=== TASK ===
In the listing below, pick out lines with "page".

=== Dataset entries ===
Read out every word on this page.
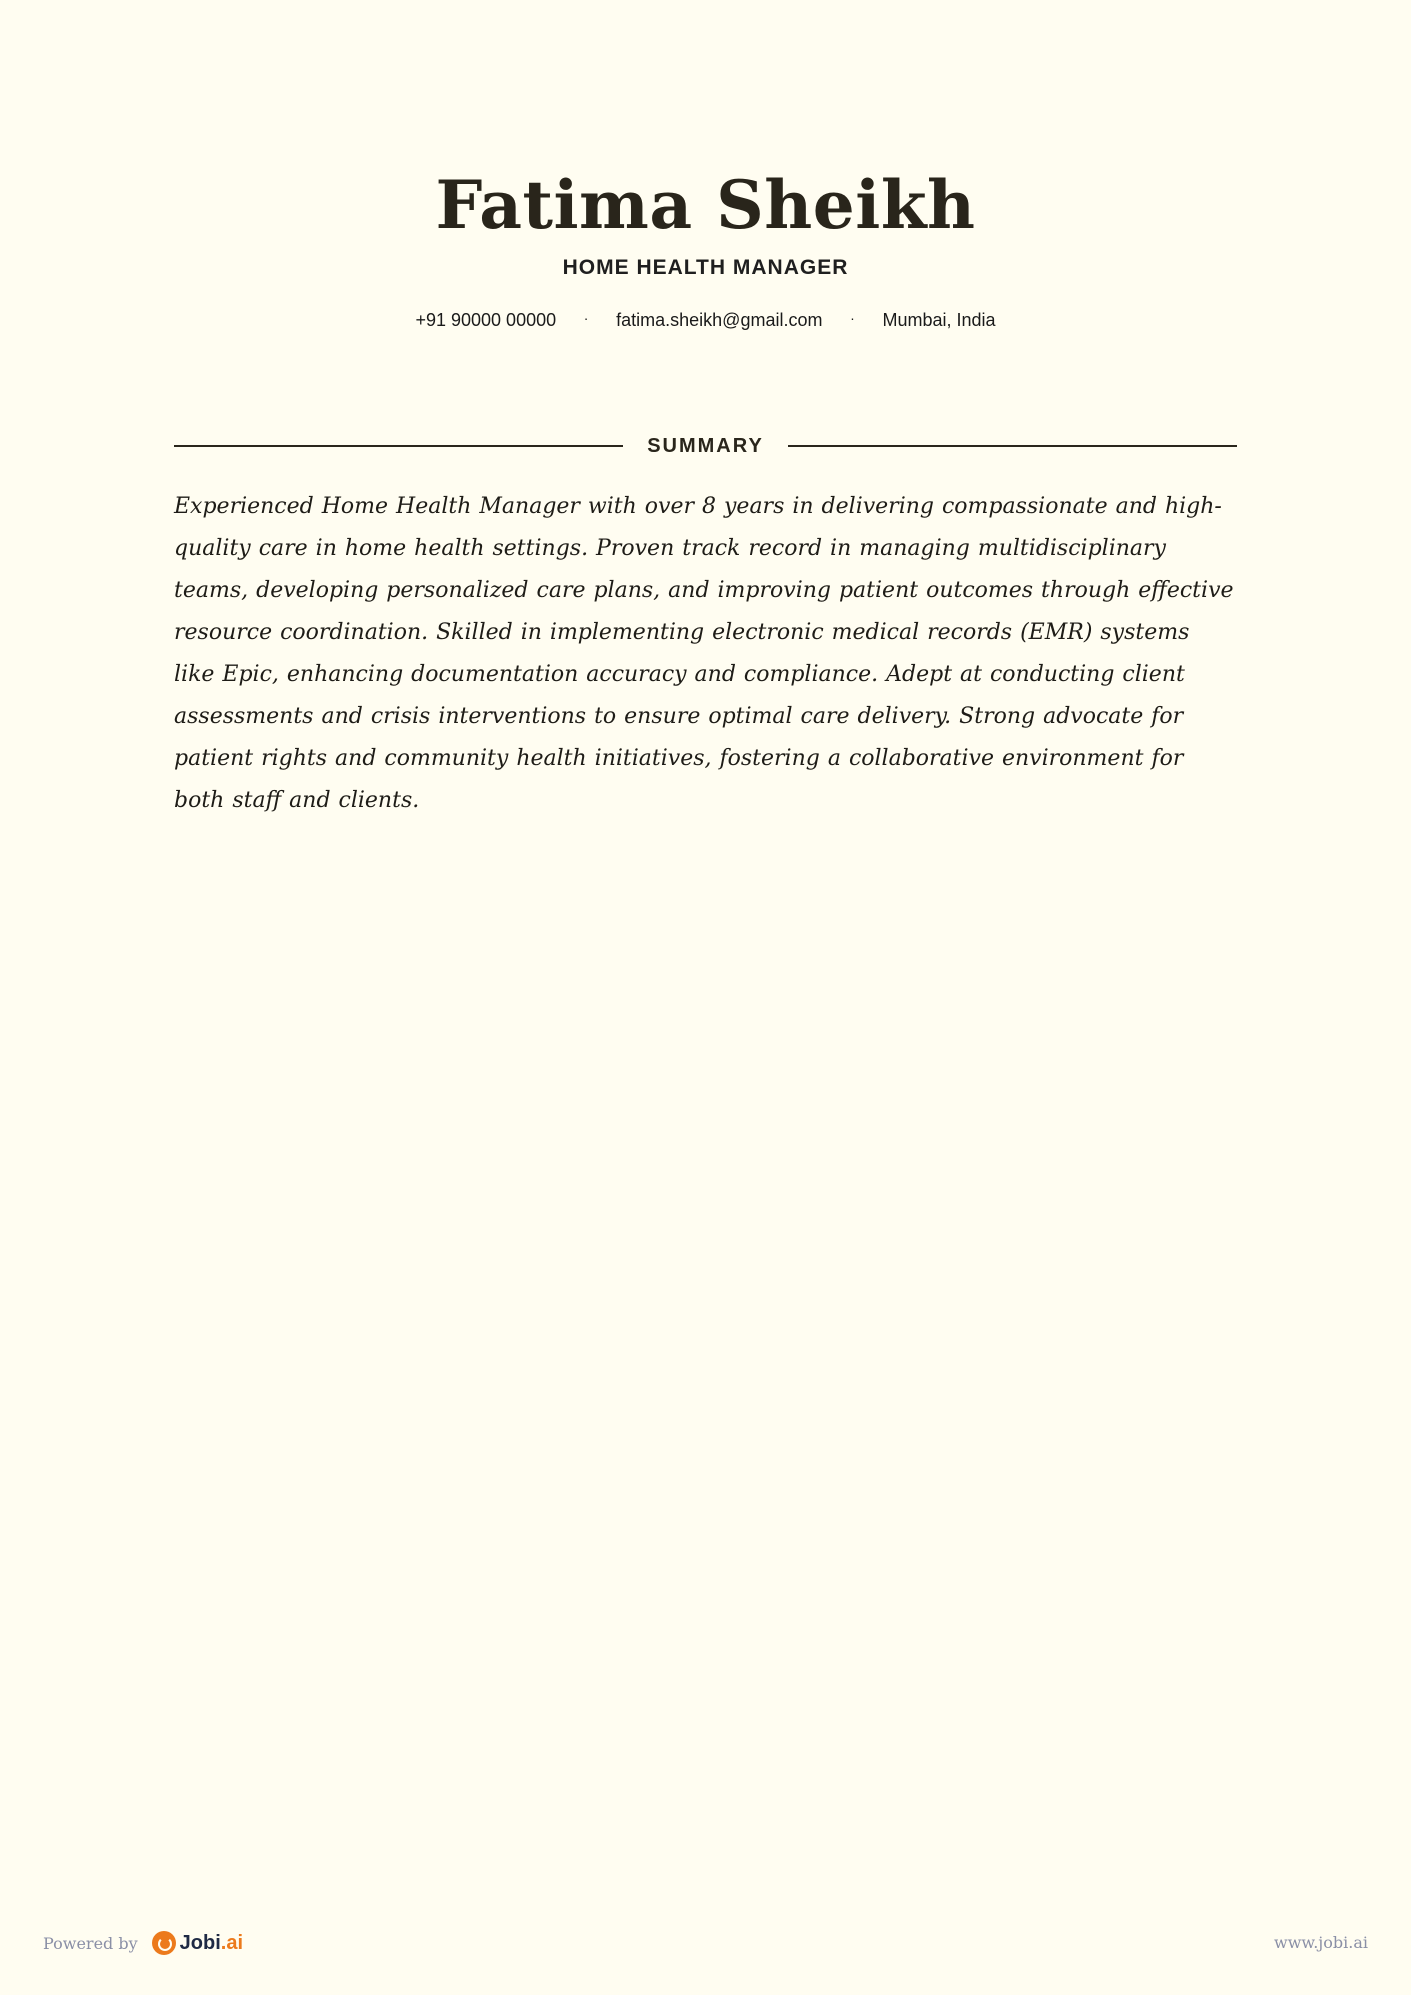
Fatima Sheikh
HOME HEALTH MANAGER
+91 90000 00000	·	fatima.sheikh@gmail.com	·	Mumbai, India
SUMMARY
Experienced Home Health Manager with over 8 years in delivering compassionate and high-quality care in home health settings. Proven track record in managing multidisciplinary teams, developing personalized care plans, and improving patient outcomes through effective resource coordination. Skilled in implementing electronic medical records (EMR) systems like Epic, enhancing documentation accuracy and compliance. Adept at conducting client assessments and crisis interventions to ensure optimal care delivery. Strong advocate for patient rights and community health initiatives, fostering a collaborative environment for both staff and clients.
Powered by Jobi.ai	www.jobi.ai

---

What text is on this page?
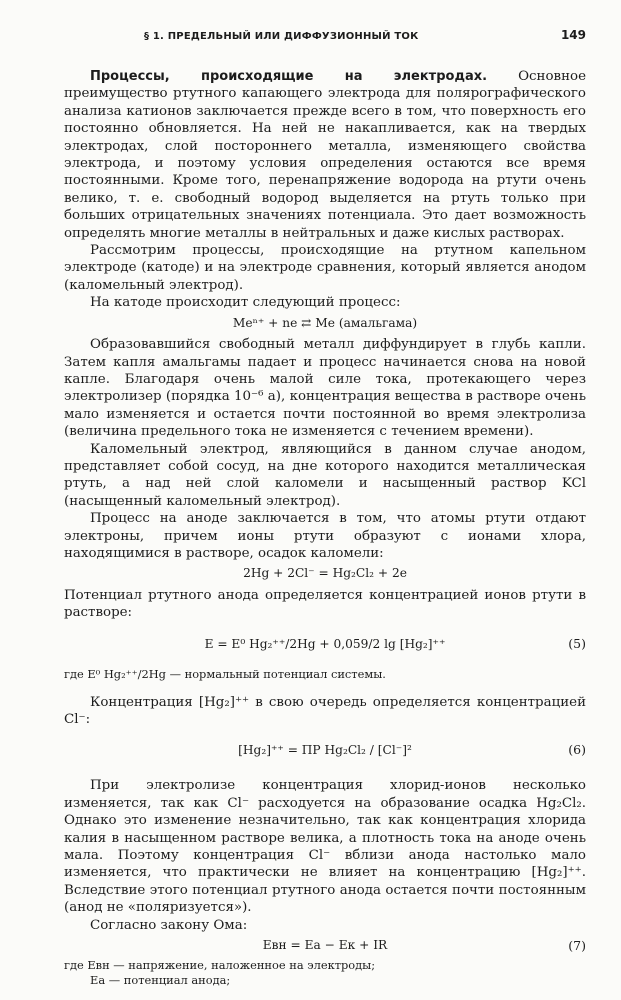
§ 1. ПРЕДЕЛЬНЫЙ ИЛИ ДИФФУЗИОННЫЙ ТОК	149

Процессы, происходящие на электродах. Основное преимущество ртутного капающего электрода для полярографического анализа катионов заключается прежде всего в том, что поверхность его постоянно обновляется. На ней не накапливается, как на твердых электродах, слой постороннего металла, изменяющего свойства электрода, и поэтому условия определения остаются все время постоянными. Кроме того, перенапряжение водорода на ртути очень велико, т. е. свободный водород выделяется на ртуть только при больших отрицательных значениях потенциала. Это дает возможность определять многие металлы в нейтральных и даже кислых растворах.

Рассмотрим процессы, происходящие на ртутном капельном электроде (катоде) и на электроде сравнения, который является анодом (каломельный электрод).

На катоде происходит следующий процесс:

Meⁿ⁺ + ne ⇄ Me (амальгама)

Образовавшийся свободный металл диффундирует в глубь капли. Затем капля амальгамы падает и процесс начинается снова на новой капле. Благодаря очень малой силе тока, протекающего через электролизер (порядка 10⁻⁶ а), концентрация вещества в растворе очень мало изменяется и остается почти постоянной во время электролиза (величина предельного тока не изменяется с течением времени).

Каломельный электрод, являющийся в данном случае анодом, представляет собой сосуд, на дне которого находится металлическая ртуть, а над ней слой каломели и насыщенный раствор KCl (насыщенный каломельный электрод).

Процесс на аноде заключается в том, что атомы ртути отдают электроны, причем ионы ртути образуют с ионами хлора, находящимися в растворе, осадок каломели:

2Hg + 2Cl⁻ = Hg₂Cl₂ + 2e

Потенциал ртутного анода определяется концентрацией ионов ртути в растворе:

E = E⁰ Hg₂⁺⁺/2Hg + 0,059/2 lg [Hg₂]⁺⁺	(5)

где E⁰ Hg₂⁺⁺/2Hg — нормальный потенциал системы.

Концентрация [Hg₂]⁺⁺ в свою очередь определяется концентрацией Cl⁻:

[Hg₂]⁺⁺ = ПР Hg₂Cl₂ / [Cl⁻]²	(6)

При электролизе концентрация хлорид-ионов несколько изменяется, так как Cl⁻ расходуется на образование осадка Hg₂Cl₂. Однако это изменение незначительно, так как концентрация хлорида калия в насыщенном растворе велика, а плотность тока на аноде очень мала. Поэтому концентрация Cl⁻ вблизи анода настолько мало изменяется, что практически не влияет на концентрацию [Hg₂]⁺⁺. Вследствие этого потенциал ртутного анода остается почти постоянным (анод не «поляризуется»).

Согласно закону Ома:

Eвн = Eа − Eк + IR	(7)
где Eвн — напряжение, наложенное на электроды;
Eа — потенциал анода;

=== WORKED SOLUTION ===
Read out every word on this page.
What text is on this page?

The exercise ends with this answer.